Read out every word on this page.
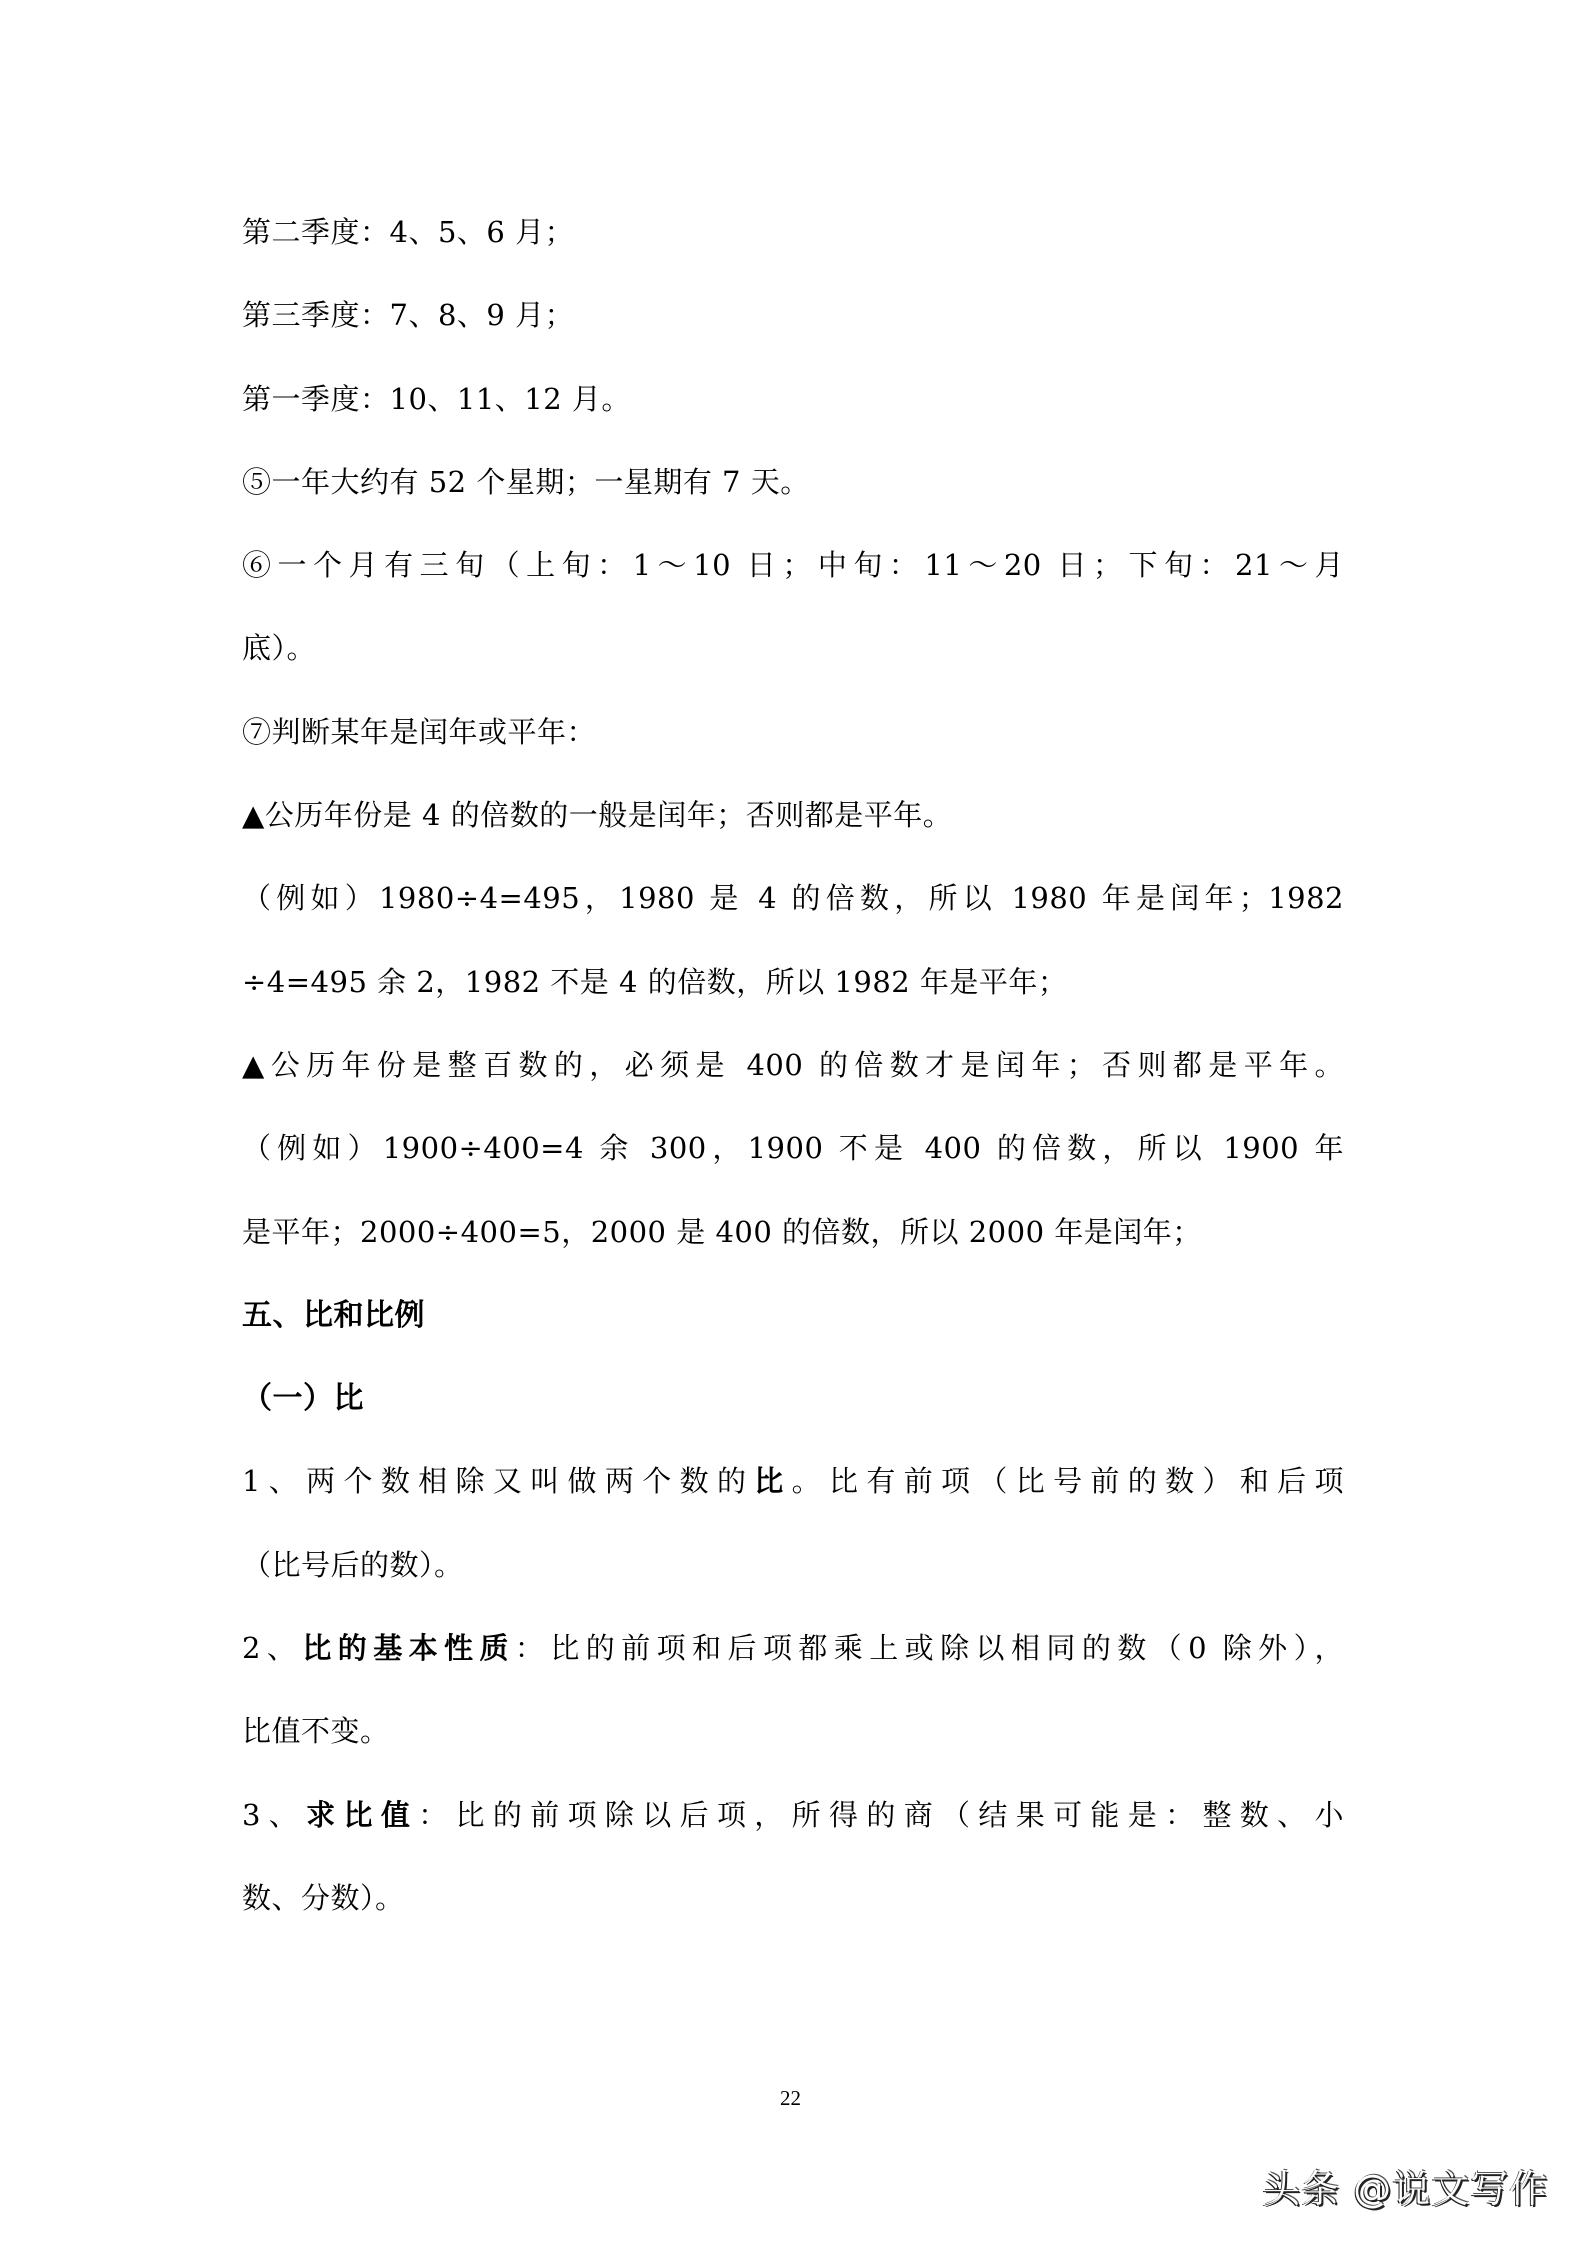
第二季度：4、5、6 月；
第三季度：7、8、9 月；
第一季度：10、11、12 月。
⑤一年大约有 52 个星期；一星期有 7 天。
⑥一个月有三旬（上旬：1～10 日；中旬：11～20 日；下旬：21～月
底）。
⑦判断某年是闰年或平年：
▲公历年份是 4 的倍数的一般是闰年；否则都是平年。
（例如）1980÷4=495，1980 是 4 的倍数，所以 1980 年是闰年；1982
÷4=495 余 2，1982 不是 4 的倍数，所以 1982 年是平年；
▲公历年份是整百数的，必须是 400 的倍数才是闰年；否则都是平年。
（例如）1900÷400=4 余 300，1900 不是 400 的倍数，所以 1900 年
是平年；2000÷400=5，2000 是 400 的倍数，所以 2000 年是闰年；
五、比和比例
（一）比
1、两个数相除又叫做两个数的比。比有前项（比号前的数）和后项
（比号后的数）。
2、比的基本性质：比的前项和后项都乘上或除以相同的数（0 除外），
比值不变。
3、求比值：比的前项除以后项，所得的商（结果可能是：整数、小
数、分数）。
22
头条 @说文写作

*-*-*

▶ [DIRECTION] In this exercise, set down all of the data exactly, without the pictures.

▶ [ANSWER TO THE PROBLEM]
Read out every word on this page.
第二季度：4、5、6 月；
第三季度：7、8、9 月；
第一季度：10、11、12 月。
⑤一年大约有 52 个星期；一星期有 7 天。
⑥一个月有三旬（上旬：1～10 日；中旬：11～20 日；下旬：21～月
底）。
⑦判断某年是闰年或平年：
▲公历年份是 4 的倍数的一般是闰年；否则都是平年。
（例如）1980÷4=495，1980 是 4 的倍数，所以 1980 年是闰年；1982
÷4=495 余 2，1982 不是 4 的倍数，所以 1982 年是平年；
▲公历年份是整百数的，必须是 400 的倍数才是闰年；否则都是平年。
（例如）1900÷400=4 余 300，1900 不是 400 的倍数，所以 1900 年
是平年；2000÷400=5，2000 是 400 的倍数，所以 2000 年是闰年；
五、比和比例
（一）比
1、两个数相除又叫做两个数的比。比有前项（比号前的数）和后项
（比号后的数）。
2、比的基本性质：比的前项和后项都乘上或除以相同的数（0 除外），
比值不变。
3、求比值：比的前项除以后项，所得的商（结果可能是：整数、小
数、分数）。
22
头条 @说文写作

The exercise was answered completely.